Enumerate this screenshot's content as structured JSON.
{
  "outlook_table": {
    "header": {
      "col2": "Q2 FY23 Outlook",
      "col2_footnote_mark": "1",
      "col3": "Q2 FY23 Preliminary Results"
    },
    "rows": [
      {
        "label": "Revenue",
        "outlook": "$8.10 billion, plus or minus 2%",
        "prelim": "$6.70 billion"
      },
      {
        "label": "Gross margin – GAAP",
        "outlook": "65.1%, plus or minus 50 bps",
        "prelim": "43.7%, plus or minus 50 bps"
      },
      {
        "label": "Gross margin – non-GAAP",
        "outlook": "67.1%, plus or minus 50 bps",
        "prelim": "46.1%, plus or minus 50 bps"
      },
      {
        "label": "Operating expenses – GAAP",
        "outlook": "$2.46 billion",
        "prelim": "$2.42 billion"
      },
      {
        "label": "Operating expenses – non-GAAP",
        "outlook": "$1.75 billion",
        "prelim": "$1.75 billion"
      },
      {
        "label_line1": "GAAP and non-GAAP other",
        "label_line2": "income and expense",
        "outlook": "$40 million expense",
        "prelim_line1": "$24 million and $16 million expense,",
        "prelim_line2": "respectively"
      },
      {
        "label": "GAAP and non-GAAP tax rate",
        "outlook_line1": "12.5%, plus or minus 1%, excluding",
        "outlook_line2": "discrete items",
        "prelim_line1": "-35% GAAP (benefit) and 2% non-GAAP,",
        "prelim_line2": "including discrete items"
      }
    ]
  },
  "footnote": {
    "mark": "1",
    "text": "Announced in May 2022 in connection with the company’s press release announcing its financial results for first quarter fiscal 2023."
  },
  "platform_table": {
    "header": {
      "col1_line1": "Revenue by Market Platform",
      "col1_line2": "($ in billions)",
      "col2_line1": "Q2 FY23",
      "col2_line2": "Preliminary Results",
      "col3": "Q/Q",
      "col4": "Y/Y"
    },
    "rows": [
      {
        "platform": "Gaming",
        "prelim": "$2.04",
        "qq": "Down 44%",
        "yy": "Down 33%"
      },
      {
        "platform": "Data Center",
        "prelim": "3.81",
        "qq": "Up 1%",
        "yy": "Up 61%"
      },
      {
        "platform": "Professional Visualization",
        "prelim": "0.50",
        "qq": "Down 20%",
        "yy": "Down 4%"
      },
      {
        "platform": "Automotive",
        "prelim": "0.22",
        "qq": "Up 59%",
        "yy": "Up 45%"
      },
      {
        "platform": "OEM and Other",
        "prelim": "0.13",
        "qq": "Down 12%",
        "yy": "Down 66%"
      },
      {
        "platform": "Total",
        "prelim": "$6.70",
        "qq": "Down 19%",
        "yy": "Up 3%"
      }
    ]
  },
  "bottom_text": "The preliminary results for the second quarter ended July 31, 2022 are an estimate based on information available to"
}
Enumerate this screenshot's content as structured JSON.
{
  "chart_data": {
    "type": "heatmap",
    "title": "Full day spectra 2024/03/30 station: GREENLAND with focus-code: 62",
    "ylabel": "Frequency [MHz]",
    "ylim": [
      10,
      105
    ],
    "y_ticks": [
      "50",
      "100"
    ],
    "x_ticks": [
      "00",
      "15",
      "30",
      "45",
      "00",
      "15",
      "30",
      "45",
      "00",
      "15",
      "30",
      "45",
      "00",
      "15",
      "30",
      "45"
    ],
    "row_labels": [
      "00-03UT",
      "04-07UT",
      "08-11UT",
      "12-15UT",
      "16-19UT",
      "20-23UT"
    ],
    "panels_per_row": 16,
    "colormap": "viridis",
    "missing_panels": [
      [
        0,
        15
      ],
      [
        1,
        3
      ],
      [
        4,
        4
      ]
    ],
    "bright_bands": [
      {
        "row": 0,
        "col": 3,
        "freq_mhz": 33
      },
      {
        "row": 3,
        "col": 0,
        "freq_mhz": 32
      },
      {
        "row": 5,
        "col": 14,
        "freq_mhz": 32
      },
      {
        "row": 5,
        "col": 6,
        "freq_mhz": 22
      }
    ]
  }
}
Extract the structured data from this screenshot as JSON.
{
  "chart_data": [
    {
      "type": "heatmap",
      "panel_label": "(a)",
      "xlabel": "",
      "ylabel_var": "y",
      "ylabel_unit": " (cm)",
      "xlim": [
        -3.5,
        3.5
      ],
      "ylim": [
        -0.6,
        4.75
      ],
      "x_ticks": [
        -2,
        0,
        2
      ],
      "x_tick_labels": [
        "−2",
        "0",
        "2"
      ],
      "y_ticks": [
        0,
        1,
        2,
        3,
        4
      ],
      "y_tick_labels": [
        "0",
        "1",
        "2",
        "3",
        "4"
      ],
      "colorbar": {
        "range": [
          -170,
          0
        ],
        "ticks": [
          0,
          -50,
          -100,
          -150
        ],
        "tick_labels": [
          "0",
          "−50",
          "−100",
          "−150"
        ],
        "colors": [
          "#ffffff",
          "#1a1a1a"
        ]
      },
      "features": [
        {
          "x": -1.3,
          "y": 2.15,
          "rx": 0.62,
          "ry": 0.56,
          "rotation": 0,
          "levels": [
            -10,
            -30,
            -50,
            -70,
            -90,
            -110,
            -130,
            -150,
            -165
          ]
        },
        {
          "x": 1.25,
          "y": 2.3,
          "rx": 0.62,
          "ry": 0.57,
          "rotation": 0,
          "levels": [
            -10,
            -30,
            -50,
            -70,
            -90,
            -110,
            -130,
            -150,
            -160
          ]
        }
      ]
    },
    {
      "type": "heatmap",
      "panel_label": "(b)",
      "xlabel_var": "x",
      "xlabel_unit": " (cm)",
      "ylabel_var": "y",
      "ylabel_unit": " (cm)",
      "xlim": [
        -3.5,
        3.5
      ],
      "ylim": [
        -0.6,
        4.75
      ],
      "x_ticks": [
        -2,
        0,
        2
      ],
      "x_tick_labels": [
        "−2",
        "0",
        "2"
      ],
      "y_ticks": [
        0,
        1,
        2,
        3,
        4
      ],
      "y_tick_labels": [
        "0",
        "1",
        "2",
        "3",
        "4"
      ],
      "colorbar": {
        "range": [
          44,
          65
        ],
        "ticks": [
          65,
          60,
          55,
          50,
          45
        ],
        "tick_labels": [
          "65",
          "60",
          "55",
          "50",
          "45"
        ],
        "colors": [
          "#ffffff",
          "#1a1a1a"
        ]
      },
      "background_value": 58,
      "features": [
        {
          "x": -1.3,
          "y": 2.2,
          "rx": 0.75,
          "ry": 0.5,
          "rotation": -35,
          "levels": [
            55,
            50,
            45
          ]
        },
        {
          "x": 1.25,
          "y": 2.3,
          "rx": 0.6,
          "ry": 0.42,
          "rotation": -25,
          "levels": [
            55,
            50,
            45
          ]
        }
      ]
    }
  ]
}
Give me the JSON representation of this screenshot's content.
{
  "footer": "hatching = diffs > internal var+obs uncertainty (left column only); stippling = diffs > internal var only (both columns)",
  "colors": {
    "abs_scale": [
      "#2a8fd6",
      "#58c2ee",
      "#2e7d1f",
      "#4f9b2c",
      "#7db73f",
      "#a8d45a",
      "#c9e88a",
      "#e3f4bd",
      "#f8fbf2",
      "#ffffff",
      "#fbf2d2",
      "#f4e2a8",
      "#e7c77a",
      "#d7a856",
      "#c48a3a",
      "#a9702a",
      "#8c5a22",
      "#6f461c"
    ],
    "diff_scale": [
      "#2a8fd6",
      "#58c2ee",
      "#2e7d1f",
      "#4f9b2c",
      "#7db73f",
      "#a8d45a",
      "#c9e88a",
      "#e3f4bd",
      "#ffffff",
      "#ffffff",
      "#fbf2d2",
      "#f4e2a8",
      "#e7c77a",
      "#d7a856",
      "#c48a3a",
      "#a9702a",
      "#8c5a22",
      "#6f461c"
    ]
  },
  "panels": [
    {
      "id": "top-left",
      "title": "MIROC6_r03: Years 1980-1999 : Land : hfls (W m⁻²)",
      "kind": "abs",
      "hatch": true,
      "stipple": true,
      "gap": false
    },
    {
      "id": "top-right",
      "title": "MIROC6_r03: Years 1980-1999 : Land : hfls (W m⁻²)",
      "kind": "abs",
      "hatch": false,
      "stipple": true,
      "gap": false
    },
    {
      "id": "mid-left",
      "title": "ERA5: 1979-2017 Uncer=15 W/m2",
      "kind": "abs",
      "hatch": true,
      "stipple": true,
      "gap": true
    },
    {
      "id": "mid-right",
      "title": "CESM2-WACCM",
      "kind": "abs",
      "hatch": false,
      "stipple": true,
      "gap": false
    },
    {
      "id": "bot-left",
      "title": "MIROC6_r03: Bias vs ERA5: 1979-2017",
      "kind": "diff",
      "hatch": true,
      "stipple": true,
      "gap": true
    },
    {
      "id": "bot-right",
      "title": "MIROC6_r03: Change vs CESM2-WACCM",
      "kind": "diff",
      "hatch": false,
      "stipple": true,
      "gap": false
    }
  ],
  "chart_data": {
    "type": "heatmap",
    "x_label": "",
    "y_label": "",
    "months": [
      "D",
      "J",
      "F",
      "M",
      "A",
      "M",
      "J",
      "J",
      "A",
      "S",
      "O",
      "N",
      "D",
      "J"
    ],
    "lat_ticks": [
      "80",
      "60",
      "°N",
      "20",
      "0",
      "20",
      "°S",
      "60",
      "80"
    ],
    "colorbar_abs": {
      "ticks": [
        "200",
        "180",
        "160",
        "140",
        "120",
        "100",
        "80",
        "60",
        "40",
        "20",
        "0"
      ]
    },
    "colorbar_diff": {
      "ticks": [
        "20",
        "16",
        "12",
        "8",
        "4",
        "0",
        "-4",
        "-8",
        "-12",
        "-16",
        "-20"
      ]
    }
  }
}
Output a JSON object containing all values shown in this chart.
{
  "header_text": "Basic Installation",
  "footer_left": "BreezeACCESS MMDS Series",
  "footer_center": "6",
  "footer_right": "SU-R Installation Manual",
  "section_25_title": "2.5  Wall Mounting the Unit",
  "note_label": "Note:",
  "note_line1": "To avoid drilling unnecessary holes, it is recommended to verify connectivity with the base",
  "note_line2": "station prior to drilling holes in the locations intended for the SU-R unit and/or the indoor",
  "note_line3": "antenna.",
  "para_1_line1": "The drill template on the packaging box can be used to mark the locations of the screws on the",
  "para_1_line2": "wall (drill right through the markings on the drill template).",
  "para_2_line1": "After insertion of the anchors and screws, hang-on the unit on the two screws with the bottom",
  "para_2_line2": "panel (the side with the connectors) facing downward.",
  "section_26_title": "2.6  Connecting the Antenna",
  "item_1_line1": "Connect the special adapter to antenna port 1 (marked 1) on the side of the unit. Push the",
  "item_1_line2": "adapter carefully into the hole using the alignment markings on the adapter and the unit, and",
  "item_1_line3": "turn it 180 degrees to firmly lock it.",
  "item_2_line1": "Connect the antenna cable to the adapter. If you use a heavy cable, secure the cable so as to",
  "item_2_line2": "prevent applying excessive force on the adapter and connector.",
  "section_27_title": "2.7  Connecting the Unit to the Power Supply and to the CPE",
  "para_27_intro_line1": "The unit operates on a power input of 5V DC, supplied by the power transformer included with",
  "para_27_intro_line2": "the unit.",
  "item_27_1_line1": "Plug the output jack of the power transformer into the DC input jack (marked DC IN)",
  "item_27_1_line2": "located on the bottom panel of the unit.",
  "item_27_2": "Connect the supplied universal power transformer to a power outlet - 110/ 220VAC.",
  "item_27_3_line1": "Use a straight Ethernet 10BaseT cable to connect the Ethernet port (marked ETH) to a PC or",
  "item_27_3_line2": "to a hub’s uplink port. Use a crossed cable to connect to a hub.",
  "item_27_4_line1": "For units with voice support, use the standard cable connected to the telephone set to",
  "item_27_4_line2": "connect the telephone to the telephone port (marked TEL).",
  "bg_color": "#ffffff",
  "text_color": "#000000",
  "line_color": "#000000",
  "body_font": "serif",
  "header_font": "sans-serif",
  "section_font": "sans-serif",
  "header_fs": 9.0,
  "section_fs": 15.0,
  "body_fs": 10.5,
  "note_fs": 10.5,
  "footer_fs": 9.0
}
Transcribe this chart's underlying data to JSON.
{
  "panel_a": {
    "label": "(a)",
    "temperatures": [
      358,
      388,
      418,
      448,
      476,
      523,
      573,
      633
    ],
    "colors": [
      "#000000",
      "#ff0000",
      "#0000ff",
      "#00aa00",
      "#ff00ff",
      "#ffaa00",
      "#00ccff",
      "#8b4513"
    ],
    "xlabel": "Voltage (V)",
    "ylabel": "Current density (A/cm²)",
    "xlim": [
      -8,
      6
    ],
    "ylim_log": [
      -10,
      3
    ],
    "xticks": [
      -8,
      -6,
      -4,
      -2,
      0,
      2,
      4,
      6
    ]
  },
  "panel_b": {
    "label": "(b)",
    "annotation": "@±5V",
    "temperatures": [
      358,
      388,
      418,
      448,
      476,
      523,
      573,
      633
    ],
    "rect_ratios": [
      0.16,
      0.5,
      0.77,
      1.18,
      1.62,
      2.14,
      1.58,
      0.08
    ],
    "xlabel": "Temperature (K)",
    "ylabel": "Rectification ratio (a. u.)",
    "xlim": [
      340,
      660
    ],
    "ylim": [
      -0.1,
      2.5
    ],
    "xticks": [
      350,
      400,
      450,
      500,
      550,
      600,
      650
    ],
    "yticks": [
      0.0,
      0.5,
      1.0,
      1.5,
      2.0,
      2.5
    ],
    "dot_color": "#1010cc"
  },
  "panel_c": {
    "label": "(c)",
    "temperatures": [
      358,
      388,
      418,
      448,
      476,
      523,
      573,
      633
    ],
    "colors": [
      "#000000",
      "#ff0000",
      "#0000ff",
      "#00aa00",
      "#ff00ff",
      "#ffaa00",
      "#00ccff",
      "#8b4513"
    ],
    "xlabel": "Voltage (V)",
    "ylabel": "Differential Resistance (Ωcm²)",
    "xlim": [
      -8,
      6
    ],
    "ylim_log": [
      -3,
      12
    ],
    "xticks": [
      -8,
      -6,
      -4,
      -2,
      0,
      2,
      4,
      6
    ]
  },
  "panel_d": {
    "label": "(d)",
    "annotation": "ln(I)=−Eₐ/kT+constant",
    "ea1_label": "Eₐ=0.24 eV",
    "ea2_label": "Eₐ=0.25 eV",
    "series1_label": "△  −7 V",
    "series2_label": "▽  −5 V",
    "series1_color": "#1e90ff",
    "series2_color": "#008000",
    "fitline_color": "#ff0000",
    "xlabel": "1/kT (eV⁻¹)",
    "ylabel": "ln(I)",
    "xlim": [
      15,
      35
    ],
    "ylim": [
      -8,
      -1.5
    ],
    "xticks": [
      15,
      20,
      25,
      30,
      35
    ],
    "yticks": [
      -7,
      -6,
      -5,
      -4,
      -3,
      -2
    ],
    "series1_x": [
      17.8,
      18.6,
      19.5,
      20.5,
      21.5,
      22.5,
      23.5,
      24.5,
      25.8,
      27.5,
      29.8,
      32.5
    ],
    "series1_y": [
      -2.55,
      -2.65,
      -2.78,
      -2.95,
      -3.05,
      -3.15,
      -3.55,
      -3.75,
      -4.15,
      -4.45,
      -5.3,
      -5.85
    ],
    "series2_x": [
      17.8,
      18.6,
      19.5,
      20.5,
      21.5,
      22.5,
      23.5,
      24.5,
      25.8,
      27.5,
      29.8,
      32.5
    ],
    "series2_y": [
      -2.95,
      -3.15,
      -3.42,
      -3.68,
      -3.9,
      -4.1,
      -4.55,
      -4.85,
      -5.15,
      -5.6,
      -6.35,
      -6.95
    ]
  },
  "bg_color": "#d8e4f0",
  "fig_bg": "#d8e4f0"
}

○ ○ ○

*Short exercise*. Search the data above for the string "rotation" and copy each line that has it.

*Answer to this exercise*.
          "rotation": 0,
          "rotation": 0,
          "rotation": -35,
          "rotation": -25,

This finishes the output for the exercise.